Excerpt from a dataset
-------
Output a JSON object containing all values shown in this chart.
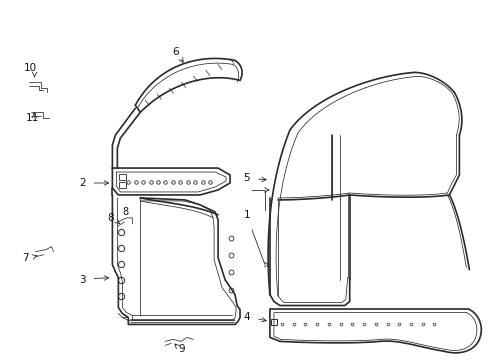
{
  "bg_color": "#ffffff",
  "line_color": "#2a2a2a",
  "text_color": "#111111",
  "fig_width": 4.9,
  "fig_height": 3.6,
  "dpi": 100
}
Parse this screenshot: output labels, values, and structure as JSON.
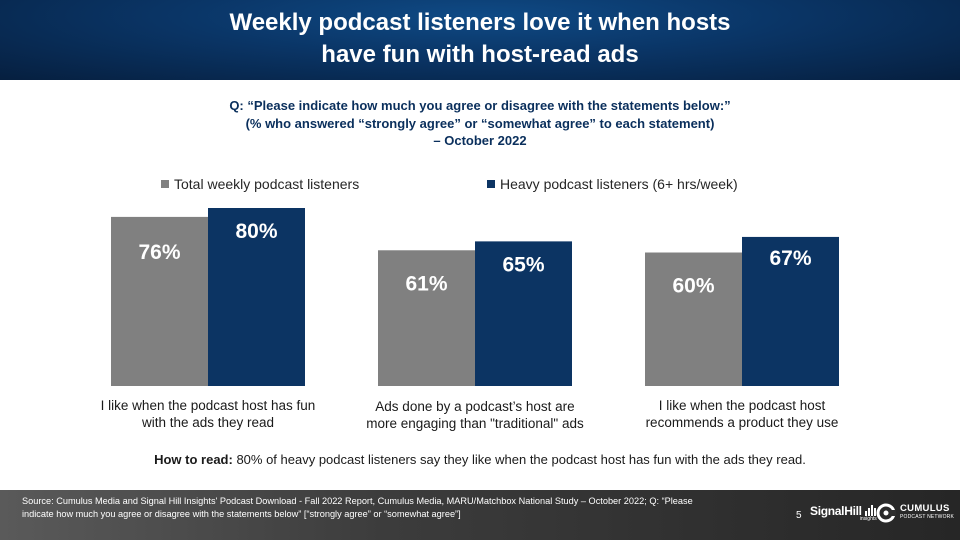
-------
-- Goal --
Output all the records, word for word, with no pictures in the copy.

-- Task output --
Output a JSON object containing all values shown in this chart.
{
  "bg_color": "#ffffff",
  "line_color": "#2a2a2a",
  "text_color": "#111111",
  "fig_width": 4.9,
  "fig_height": 3.6,
  "dpi": 100
}
Parse this screenshot: output labels, values, and structure as JSON.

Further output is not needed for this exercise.